#### [Court exercice 1]
Résumez en deux phrases le passage sur la charge vers Phalsbourg.
#### [Court exercice 2]
D'après le passage sur Phalsbourg, quelle division le général Bruhn commande-t-il ?
#### [Court exercice 3]
Relevez toutes les unités allemandes désignées par un numéro dans le passage sur Phalsbourg.

#### [Passage proposé]

↓

PHALSBOURG
21-22 novembre 44
La charge
Le 21, Quiliquini repart à toute allure, direction Mittelbronn-Phalsbourg, face au centre de la position allemande, dont il a pu jauger sur les photos la solidité : elle comporte deux systèmes complets, un à hauteur de Mittelbronn, l’autre derrière Phalsbourg, chacun avec un fossé antichars continu couvert par deux réseaux de tranchées, boyaux, postes de guet, emplacements d’armes. Sur la deuxième position, l’ennemi a coulé du béton.
La charge enlève le premier système de tranchées. Les chars dévalent à contre-pente, traversent Mittelbronn, prennent sous leur feu le fossé. On peut voir encore le char Bourg-la-Reine tombé en pointe devant Phalsbourg, et, à l’ouest de Mittelbronn, au faîte du grand glacis qui offre au défenseur un si formidable champ de tir, mais qu’ils avaient tout entier traversé, les tombes de ceux du I/R.M.T., que les gens du village entretiennent pieusement.
Là fut tué le premier officier qui au début de 1943, aux confins tunisiens, s’était présenté pour la rejoindre à la colonne Leclerc arrivant du Tchad : le capitaine Boussion.
Le général Bruhn, qui commande la 553e Division de Volksgrenadiers et qui a décroché ce qu’il a pu de la région de Blamont, est hypnotisé par cette charge. Il ne songe plus qu’à garnir ses défenses et à y faire face : il doit tenir sur place, devant Saverne, et il sait ce que signifie cet ordre. Il n’aura plus la liberté d’esprit nécessaire pour regarder au nord ni au sud et il concentrera tout son matériel, qui est encore important, autour de Phalsbourg.
Au sud, on l’a vu, c’est Dabo.
Au nord, Rouvillois donne à son mouvement une ampleur accrue. Il abandonne délibérément, et d’accord avec le Général, l’axe A : par Siviller et Petersbach il se présente devant la Petite-Pierre.
Ce trajet le mène sur les arrières d’autres unités ennemies, celles qui depuis Morhange refluaient devant le XIIe Corps américain : 361e Volksgrenadiers et 11e Panzer. Le commandement allemand essaie de les rameuter, de raccrocher en hâte un dispositif au nord de Sarrebourg : Rouvillois tombe sur des artilleurs qui se mettent en batterie. Il commence son carnage qui englobe tant d’unités diverses, de services et d’Etats-Majors que notre Deuxième Bureau renonce à les démêler.
Le défilé de la Petite-Pierre, le village qui face à la France montre ses pittoresques mais difficiles escarpements, est fortement tenu. On fait donner le canon : pendant que les fusants s’étalent sur le paysage, les chars de Compagnon forcent la place. Le groupement va y passer la nuit.

↑

#### [Entrées de position des éléments]
↓

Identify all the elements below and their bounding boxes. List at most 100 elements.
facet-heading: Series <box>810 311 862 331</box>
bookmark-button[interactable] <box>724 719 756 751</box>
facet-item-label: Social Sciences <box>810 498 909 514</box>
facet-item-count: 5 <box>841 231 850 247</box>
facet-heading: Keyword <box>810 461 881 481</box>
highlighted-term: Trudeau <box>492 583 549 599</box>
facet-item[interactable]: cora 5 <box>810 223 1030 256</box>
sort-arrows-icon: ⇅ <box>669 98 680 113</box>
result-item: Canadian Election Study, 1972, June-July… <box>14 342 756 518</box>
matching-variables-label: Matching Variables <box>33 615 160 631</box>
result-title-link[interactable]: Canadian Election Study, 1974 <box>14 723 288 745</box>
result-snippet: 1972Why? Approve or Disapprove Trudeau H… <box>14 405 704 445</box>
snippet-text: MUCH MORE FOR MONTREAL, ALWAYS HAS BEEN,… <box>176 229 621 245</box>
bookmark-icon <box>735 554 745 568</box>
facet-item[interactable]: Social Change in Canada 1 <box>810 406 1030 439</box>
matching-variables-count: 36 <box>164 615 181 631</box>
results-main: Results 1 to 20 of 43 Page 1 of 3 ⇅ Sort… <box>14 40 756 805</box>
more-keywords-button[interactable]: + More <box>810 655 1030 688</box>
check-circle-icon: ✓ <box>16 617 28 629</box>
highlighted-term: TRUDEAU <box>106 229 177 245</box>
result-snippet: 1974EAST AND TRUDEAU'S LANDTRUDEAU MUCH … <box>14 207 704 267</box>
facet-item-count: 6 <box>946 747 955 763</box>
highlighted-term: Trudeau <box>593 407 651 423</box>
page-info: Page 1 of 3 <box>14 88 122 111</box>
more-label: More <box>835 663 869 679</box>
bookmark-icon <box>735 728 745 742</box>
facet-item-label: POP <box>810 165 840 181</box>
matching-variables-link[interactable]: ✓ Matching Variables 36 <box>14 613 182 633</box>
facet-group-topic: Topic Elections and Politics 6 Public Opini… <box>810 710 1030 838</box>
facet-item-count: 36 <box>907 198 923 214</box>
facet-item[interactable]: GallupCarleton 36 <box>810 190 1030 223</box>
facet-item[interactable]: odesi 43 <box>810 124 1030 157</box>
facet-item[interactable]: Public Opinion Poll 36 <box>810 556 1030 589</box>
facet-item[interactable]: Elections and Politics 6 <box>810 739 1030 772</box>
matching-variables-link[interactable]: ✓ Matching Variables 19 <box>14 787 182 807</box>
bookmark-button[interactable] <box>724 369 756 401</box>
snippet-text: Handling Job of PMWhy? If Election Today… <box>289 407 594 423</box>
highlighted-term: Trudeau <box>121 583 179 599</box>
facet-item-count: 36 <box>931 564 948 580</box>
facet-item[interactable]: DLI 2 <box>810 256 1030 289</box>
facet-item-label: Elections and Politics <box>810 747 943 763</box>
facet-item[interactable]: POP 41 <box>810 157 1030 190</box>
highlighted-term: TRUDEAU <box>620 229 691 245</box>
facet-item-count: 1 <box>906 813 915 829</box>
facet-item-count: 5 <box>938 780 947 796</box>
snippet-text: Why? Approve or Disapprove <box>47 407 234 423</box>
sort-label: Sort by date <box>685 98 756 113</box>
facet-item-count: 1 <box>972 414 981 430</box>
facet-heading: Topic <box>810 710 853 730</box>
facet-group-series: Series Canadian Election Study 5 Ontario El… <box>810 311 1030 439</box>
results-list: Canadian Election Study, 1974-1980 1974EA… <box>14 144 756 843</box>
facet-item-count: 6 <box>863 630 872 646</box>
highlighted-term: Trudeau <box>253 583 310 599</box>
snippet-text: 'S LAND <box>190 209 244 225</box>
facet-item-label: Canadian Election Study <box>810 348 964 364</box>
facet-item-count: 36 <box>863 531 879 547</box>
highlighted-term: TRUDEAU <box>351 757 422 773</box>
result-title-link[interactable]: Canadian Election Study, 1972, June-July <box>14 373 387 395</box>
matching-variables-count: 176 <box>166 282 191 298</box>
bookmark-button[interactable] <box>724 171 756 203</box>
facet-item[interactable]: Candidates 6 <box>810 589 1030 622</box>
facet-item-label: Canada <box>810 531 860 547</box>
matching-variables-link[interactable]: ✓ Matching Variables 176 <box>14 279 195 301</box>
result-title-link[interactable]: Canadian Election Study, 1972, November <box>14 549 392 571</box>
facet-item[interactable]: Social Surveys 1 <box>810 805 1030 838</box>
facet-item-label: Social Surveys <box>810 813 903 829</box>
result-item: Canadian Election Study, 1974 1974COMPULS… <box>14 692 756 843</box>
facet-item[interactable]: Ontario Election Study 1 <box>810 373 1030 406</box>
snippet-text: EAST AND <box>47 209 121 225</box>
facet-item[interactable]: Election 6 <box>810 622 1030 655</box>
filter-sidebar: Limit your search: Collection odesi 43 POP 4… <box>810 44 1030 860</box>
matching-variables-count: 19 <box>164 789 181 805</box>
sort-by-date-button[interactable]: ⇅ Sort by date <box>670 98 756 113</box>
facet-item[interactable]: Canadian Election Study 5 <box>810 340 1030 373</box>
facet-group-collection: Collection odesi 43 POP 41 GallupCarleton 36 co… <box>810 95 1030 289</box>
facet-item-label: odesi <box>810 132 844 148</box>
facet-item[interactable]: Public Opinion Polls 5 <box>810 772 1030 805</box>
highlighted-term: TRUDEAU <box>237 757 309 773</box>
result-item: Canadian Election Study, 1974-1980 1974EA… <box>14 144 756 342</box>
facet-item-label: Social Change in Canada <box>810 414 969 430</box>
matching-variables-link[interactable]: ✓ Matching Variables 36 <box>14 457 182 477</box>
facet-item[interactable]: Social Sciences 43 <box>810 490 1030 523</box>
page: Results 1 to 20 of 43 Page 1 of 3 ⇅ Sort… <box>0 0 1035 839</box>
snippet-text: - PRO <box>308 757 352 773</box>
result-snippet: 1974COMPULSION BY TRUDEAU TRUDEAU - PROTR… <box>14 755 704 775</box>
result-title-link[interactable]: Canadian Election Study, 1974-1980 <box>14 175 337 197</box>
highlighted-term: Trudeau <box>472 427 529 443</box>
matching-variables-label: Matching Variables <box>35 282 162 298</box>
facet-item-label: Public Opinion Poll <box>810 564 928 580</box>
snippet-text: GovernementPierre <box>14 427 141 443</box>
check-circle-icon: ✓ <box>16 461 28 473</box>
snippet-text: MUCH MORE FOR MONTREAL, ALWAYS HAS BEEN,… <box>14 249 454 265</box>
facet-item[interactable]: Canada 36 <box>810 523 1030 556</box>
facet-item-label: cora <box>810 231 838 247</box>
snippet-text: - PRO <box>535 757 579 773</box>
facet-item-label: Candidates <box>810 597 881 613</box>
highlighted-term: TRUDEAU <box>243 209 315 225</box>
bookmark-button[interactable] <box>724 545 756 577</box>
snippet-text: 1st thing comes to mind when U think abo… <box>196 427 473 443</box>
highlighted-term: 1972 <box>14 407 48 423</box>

↑

#### [Réponse 1]
Le 21 novembre, Quiliquini lance une charge vers Mittelbronn et Phalsbourg contre une position allemande formée de deux systèmes fortifiés et enlève le premier système de tranchées, tandis que le général Bruhn concentre tout son matériel autour de Phalsbourg. Au nord, Rouvillois passe par Siviller et Petersbach sur les arrières d'autres unités ennemies, puis les chars de Compagnon forcent le défilé de la Petite-Pierre, où le groupement passe la nuit.

#### [Réponse 2]
La 553e Division de Volksgrenadiers.

#### [Réponse 3]
553e Division de Volksgrenadiers, 361e Volksgrenadiers, 11e Panzer